(Records)
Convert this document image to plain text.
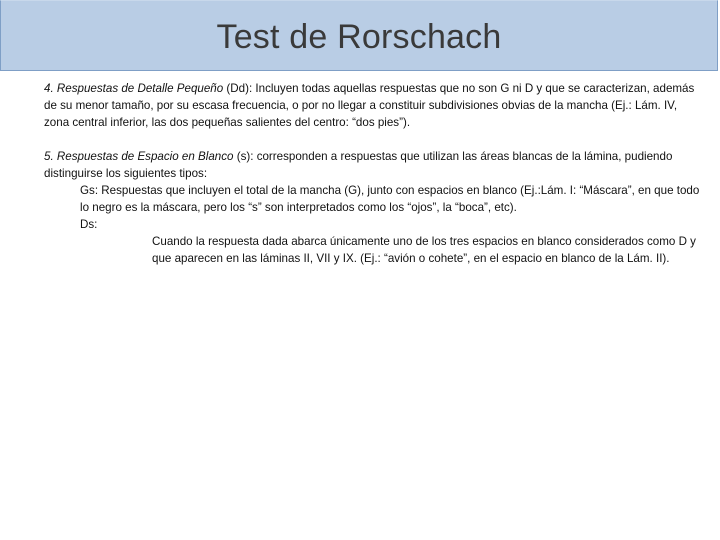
Test de Rorschach

4. Respuestas de Detalle Pequeño (Dd): Incluyen todas aquellas respuestas que no son G ni D y que se caracterizan, además de su menor tamaño, por su escasa frecuencia, o por no llegar a constituir subdivisiones obvias de la mancha (Ej.: Lám. IV, zona central inferior, las dos pequeñas salientes del centro: “dos pies”).

5. Respuestas de Espacio en Blanco (s): corresponden a respuestas que utilizan las áreas blancas de la lámina, pudiendo distinguirse los siguientes tipos:

Gs: Respuestas que incluyen el total de la mancha (G), junto con espacios en blanco (Ej.:Lám. I: “Máscara”, en que todo lo negro es la máscara, pero los “s” son interpretados como los “ojos”, la “boca”, etc).
Ds:
Cuando la respuesta dada abarca únicamente uno de los tres espacios en blanco considerados como D y que aparecen en las láminas II, VII y IX. (Ej.: “avión o cohete”, en el espacio en blanco de la Lám. II).
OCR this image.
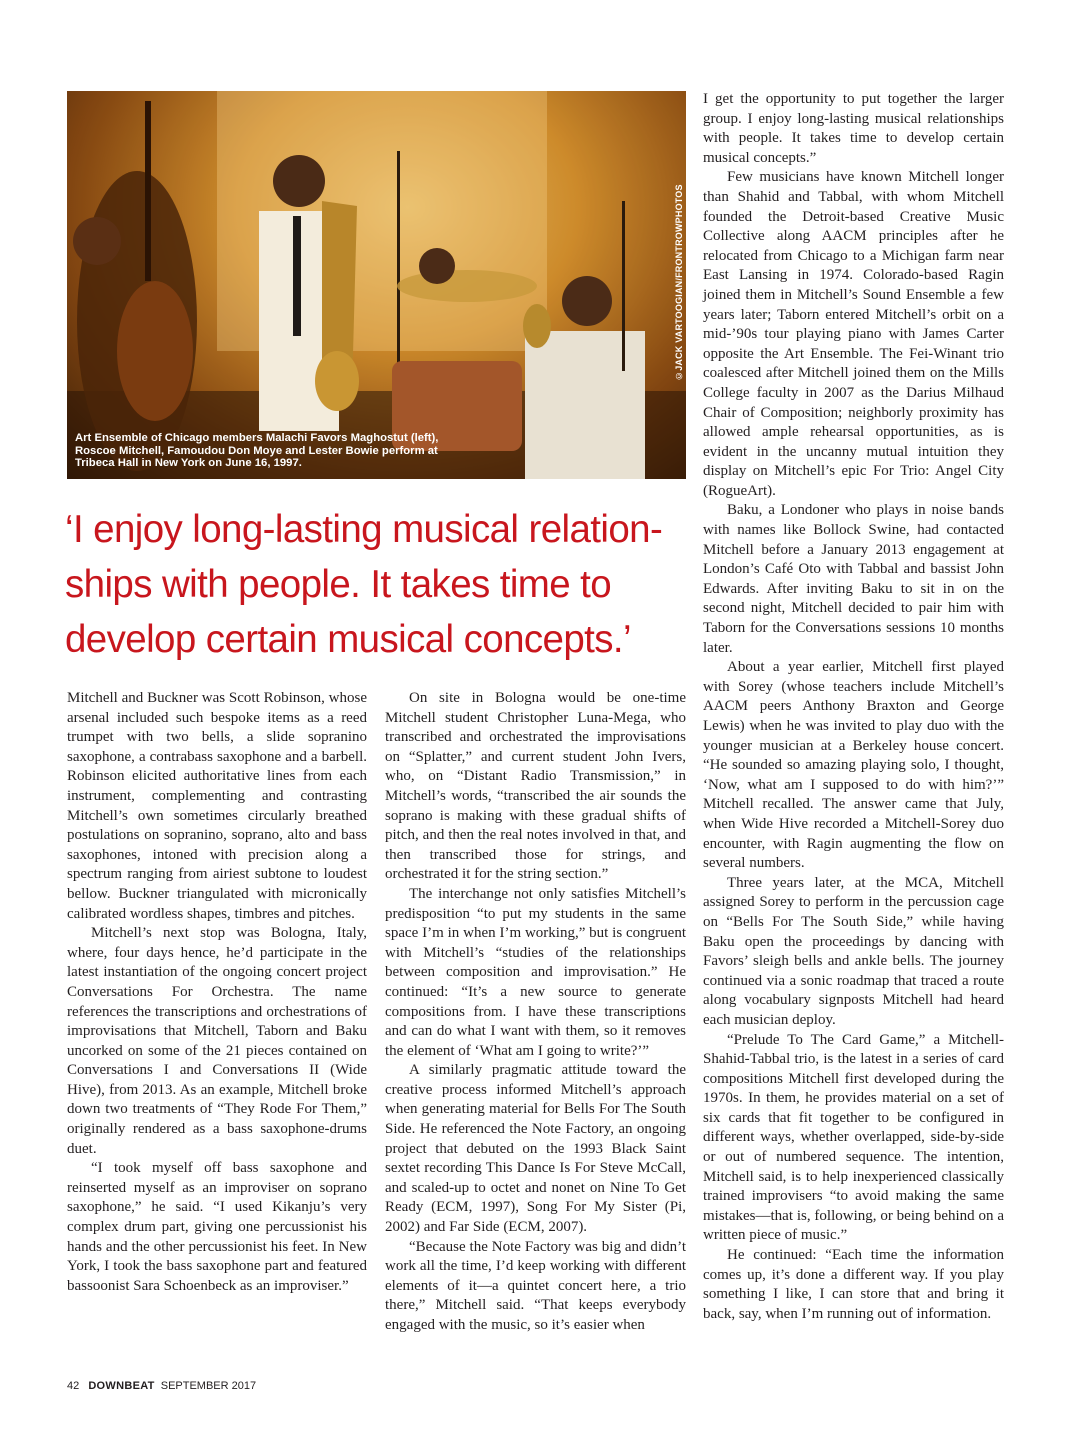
©JACK VARTOOGIAN/FRONTROWPHOTOS
Art Ensemble of Chicago members Malachi Favors Maghostut (left), Roscoe Mitchell, Famoudou Don Moye and Lester Bowie perform at Tribeca Hall in New York on June 16, 1997.
‘I enjoy long-lasting musical relation-ships with people. It takes time to develop certain musical concepts.’

Mitchell and Buckner was Scott Robinson, whose arsenal included such bespoke items as a reed trumpet with two bells, a slide sopranino saxophone, a contrabass saxophone and a barbell. Robinson elicited authoritative lines from each instrument, complementing and contrasting Mitchell’s own sometimes circularly breathed postulations on sopranino, soprano, alto and bass saxophones, intoned with precision along a spectrum ranging from airiest subtone to loudest bellow. Buckner triangulated with micronically calibrated wordless shapes, timbres and pitches.

Mitchell’s next stop was Bologna, Italy, where, four days hence, he’d participate in the latest instantiation of the ongoing concert project Conversations For Orchestra. The name references the transcriptions and orchestrations of improvisations that Mitchell, Taborn and Baku uncorked on some of the 21 pieces contained on Conversations I and Conversations II (Wide Hive), from 2013. As an example, Mitchell broke down two treatments of “They Rode For Them,” originally rendered as a bass saxophone-drums duet.

“I took myself off bass saxophone and reinserted myself as an improviser on soprano saxophone,” he said. “I used Kikanju’s very complex drum part, giving one percussionist his hands and the other percussionist his feet. In New York, I took the bass saxophone part and featured bassoonist Sara Schoenbeck as an improviser.”

On site in Bologna would be one-time Mitchell student Christopher Luna-Mega, who transcribed and orchestrated the improvisations on “Splatter,” and current student John Ivers, who, on “Distant Radio Transmission,” in Mitchell’s words, “transcribed the air sounds the soprano is making with these gradual shifts of pitch, and then the real notes involved in that, and then transcribed those for strings, and orchestrated it for the string section.”

The interchange not only satisfies Mitchell’s predisposition “to put my students in the same space I’m in when I’m working,” but is congruent with Mitchell’s “studies of the relationships between composition and improvisation.” He continued: “It’s a new source to generate compositions from. I have these transcriptions and can do what I want with them, so it removes the element of ‘What am I going to write?’”

A similarly pragmatic attitude toward the creative process informed Mitchell’s approach when generating material for Bells For The South Side. He referenced the Note Factory, an ongoing project that debuted on the 1993 Black Saint sextet recording This Dance Is For Steve McCall, and scaled-up to octet and nonet on Nine To Get Ready (ECM, 1997), Song For My Sister (Pi, 2002) and Far Side (ECM, 2007).

“Because the Note Factory was big and didn’t work all the time, I’d keep working with different elements of it—a quintet concert here, a trio there,” Mitchell said. “That keeps everybody engaged with the music, so it’s easier when

I get the opportunity to put together the larger group. I enjoy long-lasting musical relationships with people. It takes time to develop certain musical concepts.”

Few musicians have known Mitchell longer than Shahid and Tabbal, with whom Mitchell founded the Detroit-based Creative Music Collective along AACM principles after he relocated from Chicago to a Michigan farm near East Lansing in 1974. Colorado-based Ragin joined them in Mitchell’s Sound Ensemble a few years later; Taborn entered Mitchell’s orbit on a mid-’90s tour playing piano with James Carter opposite the Art Ensemble. The Fei-Winant trio coalesced after Mitchell joined them on the Mills College faculty in 2007 as the Darius Milhaud Chair of Composition; neighborly proximity has allowed ample rehearsal opportunities, as is evident in the uncanny mutual intuition they display on Mitchell’s epic For Trio: Angel City (RogueArt).

Baku, a Londoner who plays in noise bands with names like Bollock Swine, had contacted Mitchell before a January 2013 engagement at London’s Café Oto with Tabbal and bassist John Edwards. After inviting Baku to sit in on the second night, Mitchell decided to pair him with Taborn for the Conversations sessions 10 months later.

About a year earlier, Mitchell first played with Sorey (whose teachers include Mitchell’s AACM peers Anthony Braxton and George Lewis) when he was invited to play duo with the younger musician at a Berkeley house concert. “He sounded so amazing playing solo, I thought, ‘Now, what am I supposed to do with him?’” Mitchell recalled. The answer came that July, when Wide Hive recorded a Mitchell-Sorey duo encounter, with Ragin augmenting the flow on several numbers.

Three years later, at the MCA, Mitchell assigned Sorey to perform in the percussion cage on “Bells For The South Side,” while having Baku open the proceedings by dancing with Favors’ sleigh bells and ankle bells. The journey continued via a sonic roadmap that traced a route along vocabulary signposts Mitchell had heard each musician deploy.

“Prelude To The Card Game,” a Mitchell-Shahid-Tabbal trio, is the latest in a series of card compositions Mitchell first developed during the 1970s. In them, he provides material on a set of six cards that fit together to be configured in different ways, whether overlapped, side-by-side or out of numbered sequence. The intention, Mitchell said, is to help inexperienced classically trained improvisers “to avoid making the same mistakes—that is, following, or being behind on a written piece of music.”

He continued: “Each time the information comes up, it’s done a different way. If you play something I like, I can store that and bring it back, say, when I’m running out of information.

42 DOWNBEAT SEPTEMBER 2017
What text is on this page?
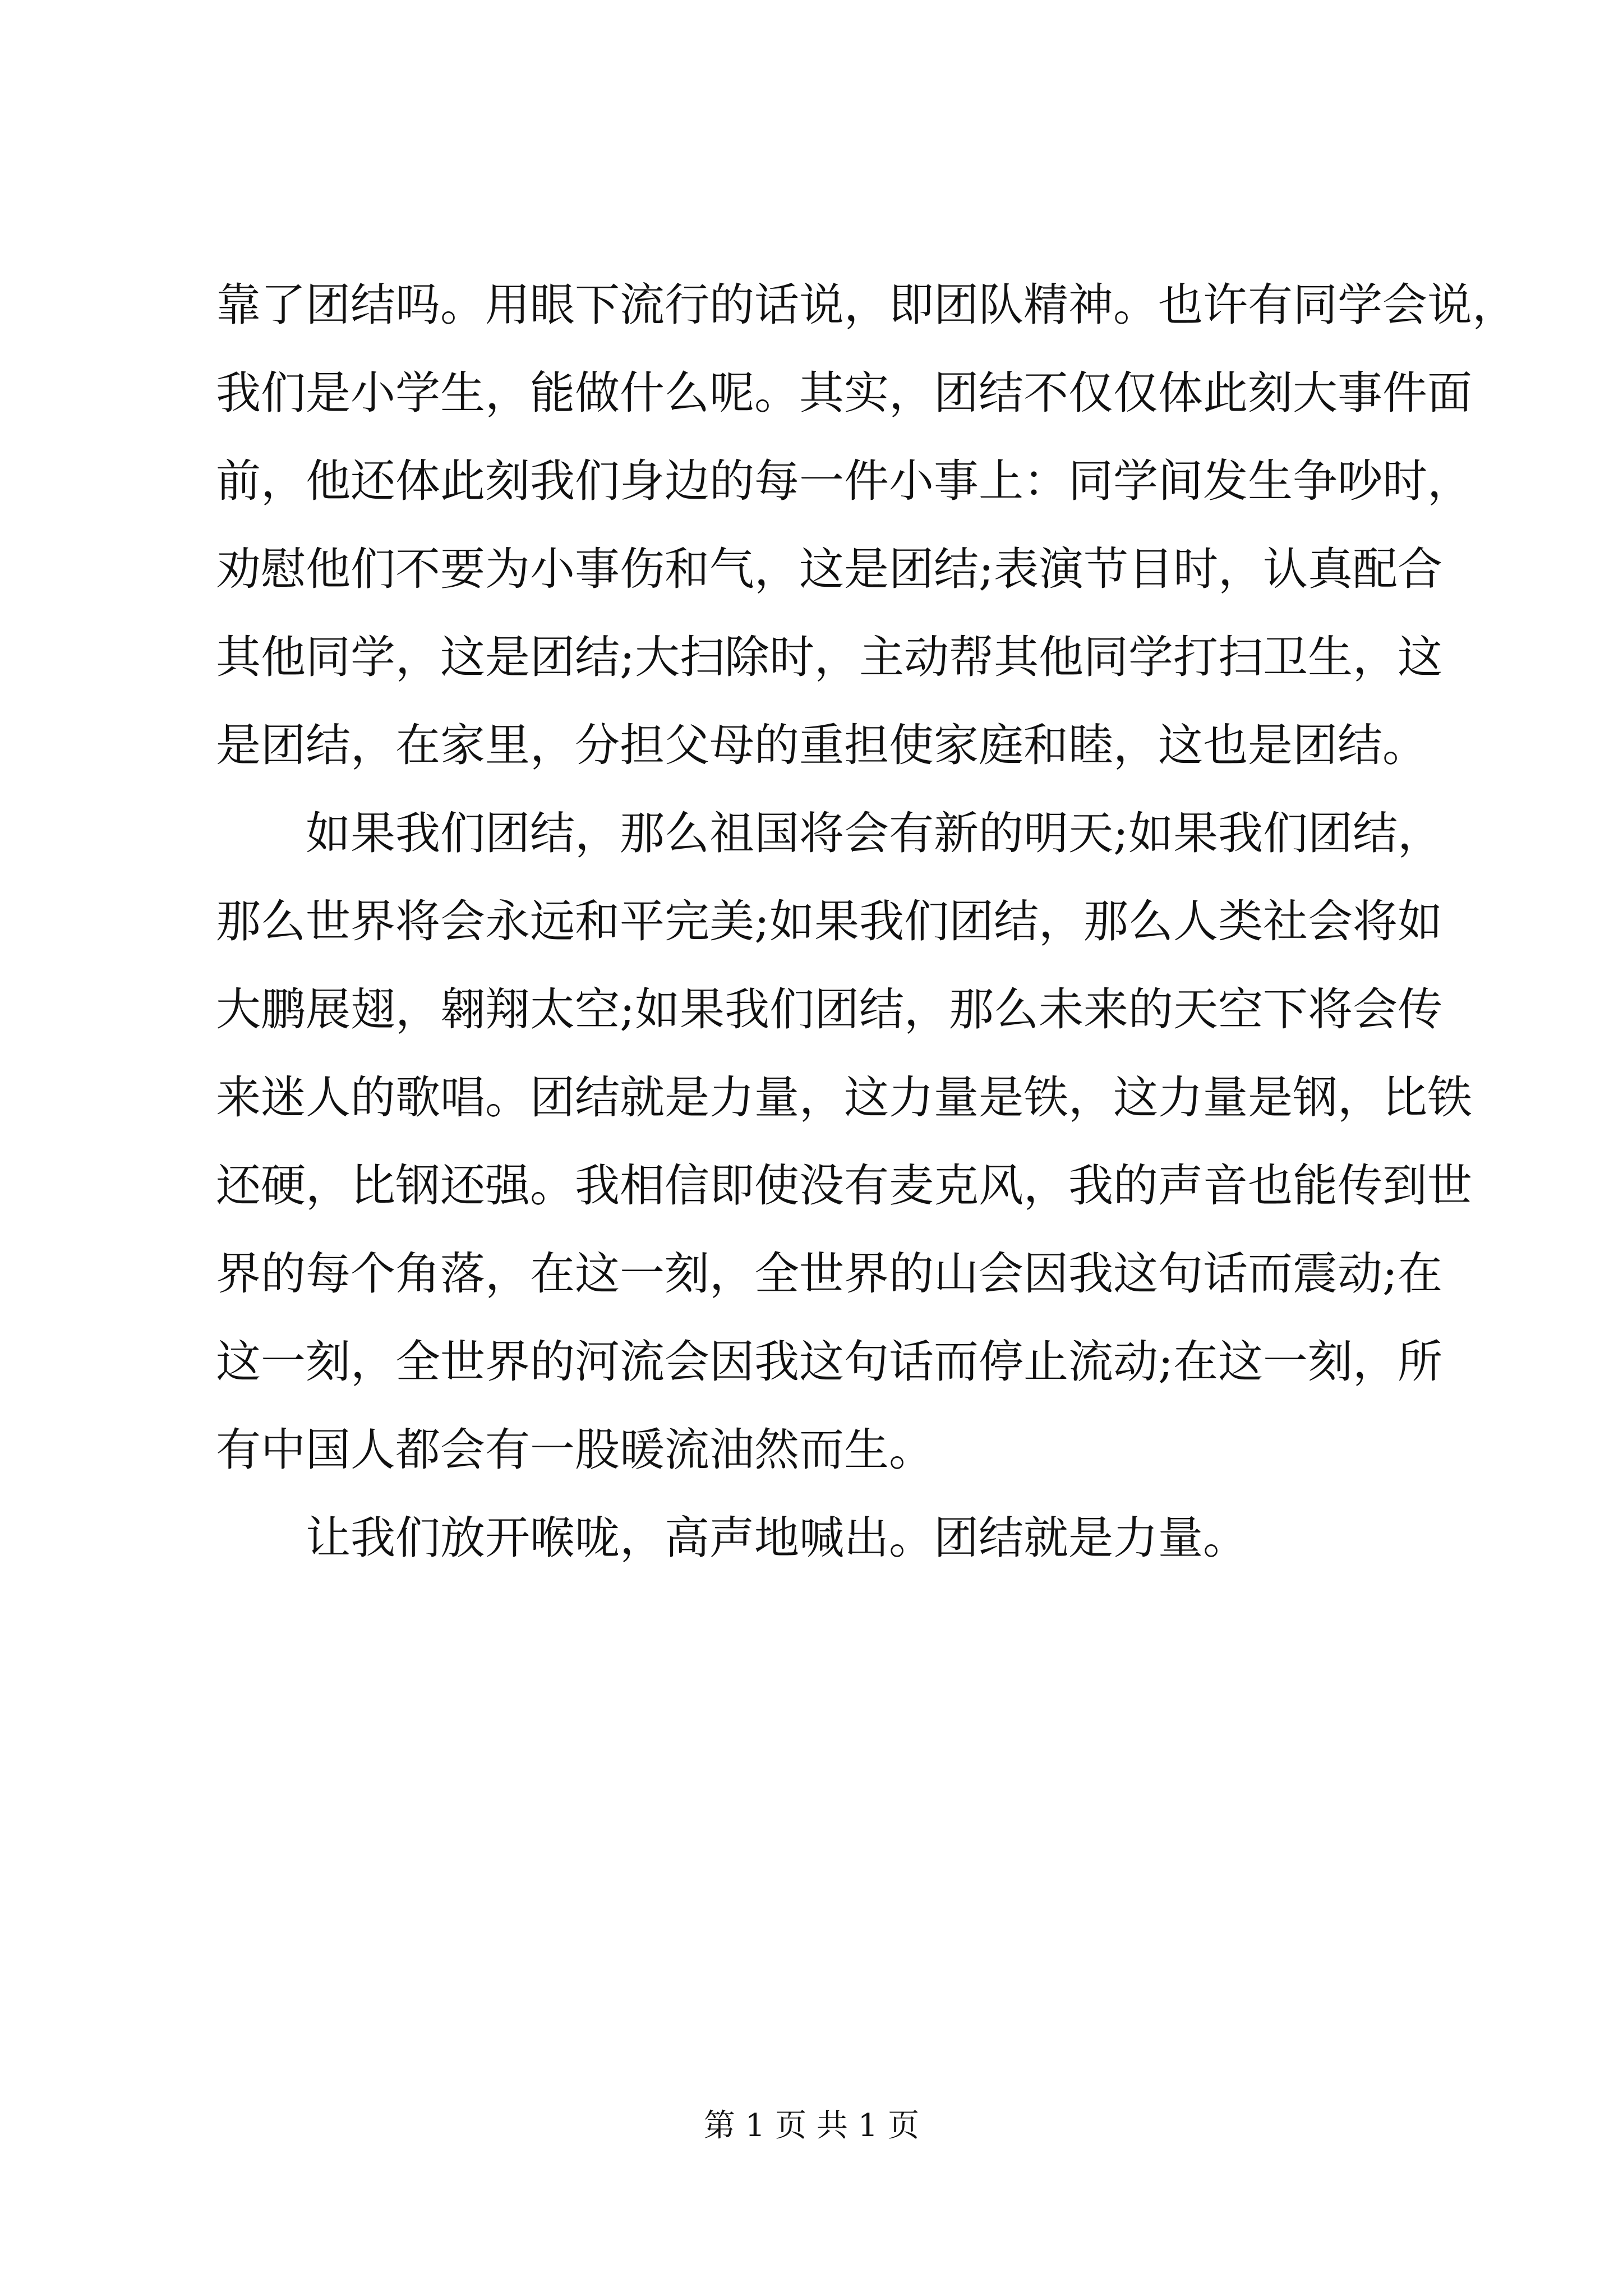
靠了团结吗。用眼下流行的话说，即团队精神。也许有同学会说，
我们是小学生，能做什么呢。其实，团结不仅仅体此刻大事件面
前，他还体此刻我们身边的每一件小事上：同学间发生争吵时，
劝慰他们不要为小事伤和气，这是团结;表演节目时，认真配合
其他同学，这是团结;大扫除时，主动帮其他同学打扫卫生，这
是团结，在家里，分担父母的重担使家庭和睦，这也是团结。
如果我们团结，那么祖国将会有新的明天;如果我们团结，
那么世界将会永远和平完美;如果我们团结，那么人类社会将如
大鹏展翅，翱翔太空;如果我们团结，那么未来的天空下将会传
来迷人的歌唱。团结就是力量，这力量是铁，这力量是钢，比铁
还硬，比钢还强。我相信即使没有麦克风，我的声音也能传到世
界的每个角落，在这一刻，全世界的山会因我这句话而震动;在
这一刻，全世界的河流会因我这句话而停止流动;在这一刻，所
有中国人都会有一股暖流油然而生。
让我们放开喉咙，高声地喊出。团结就是力量。
第 1 页 共 1 页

▸ **WHAT YOU SHOULD DO**
Lines from the one that contains "What text is on this page?" through the last line of the data above are to be extracted exactly, with no pictures and no other lines.

▸ **FINAL ANSWER**
What text is on this page?
靠了团结吗。用眼下流行的话说，即团队精神。也许有同学会说，
我们是小学生，能做什么呢。其实，团结不仅仅体此刻大事件面
前，他还体此刻我们身边的每一件小事上：同学间发生争吵时，
劝慰他们不要为小事伤和气，这是团结;表演节目时，认真配合
其他同学，这是团结;大扫除时，主动帮其他同学打扫卫生，这
是团结，在家里，分担父母的重担使家庭和睦，这也是团结。
如果我们团结，那么祖国将会有新的明天;如果我们团结，
那么世界将会永远和平完美;如果我们团结，那么人类社会将如
大鹏展翅，翱翔太空;如果我们团结，那么未来的天空下将会传
来迷人的歌唱。团结就是力量，这力量是铁，这力量是钢，比铁
还硬，比钢还强。我相信即使没有麦克风，我的声音也能传到世
界的每个角落，在这一刻，全世界的山会因我这句话而震动;在
这一刻，全世界的河流会因我这句话而停止流动;在这一刻，所
有中国人都会有一股暖流油然而生。
让我们放开喉咙，高声地喊出。团结就是力量。
第 1 页 共 1 页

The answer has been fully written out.